#### [Direction]
Can you write out the whole listing exactly?

#### [Excerpted records]
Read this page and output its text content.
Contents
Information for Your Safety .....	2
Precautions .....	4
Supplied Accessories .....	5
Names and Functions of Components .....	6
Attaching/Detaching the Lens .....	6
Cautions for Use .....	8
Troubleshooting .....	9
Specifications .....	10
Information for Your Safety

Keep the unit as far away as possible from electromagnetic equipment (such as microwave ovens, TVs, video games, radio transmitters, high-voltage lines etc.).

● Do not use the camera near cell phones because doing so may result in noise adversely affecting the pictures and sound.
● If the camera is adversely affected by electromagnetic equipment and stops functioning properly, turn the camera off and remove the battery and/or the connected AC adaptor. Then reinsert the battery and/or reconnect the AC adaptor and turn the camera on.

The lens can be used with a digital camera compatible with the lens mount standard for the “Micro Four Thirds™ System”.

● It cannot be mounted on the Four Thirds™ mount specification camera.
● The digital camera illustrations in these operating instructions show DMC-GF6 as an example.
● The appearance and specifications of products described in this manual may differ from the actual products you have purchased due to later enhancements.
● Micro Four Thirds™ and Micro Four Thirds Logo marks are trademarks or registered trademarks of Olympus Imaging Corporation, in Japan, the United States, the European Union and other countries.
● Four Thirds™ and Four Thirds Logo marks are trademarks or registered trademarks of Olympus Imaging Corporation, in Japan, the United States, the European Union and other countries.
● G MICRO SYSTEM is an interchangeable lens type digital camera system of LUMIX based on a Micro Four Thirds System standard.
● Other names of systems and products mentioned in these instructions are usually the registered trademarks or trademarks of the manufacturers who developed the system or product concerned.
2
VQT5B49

#### [Exercise output]
Read this page and output its text content.
Contents
Information for Your Safety .....	2
Precautions .....	4
Supplied Accessories .....	5
Names and Functions of Components .....	6
Attaching/Detaching the Lens .....	6
Cautions for Use .....	8
Troubleshooting .....	9
Specifications .....	10
Information for Your Safety

Keep the unit as far away as possible from electromagnetic equipment (such as microwave ovens, TVs, video games, radio transmitters, high-voltage lines etc.).

● Do not use the camera near cell phones because doing so may result in noise adversely affecting the pictures and sound.
● If the camera is adversely affected by electromagnetic equipment and stops functioning properly, turn the camera off and remove the battery and/or the connected AC adaptor. Then reinsert the battery and/or reconnect the AC adaptor and turn the camera on.

The lens can be used with a digital camera compatible with the lens mount standard for the “Micro Four Thirds™ System”.

● It cannot be mounted on the Four Thirds™ mount specification camera.
● The digital camera illustrations in these operating instructions show DMC-GF6 as an example.
● The appearance and specifications of products described in this manual may differ from the actual products you have purchased due to later enhancements.
● Micro Four Thirds™ and Micro Four Thirds Logo marks are trademarks or registered trademarks of Olympus Imaging Corporation, in Japan, the United States, the European Union and other countries.
● Four Thirds™ and Four Thirds Logo marks are trademarks or registered trademarks of Olympus Imaging Corporation, in Japan, the United States, the European Union and other countries.
● G MICRO SYSTEM is an interchangeable lens type digital camera system of LUMIX based on a Micro Four Thirds System standard.
● Other names of systems and products mentioned in these instructions are usually the registered trademarks or trademarks of the manufacturers who developed the system or product concerned.
2
VQT5B49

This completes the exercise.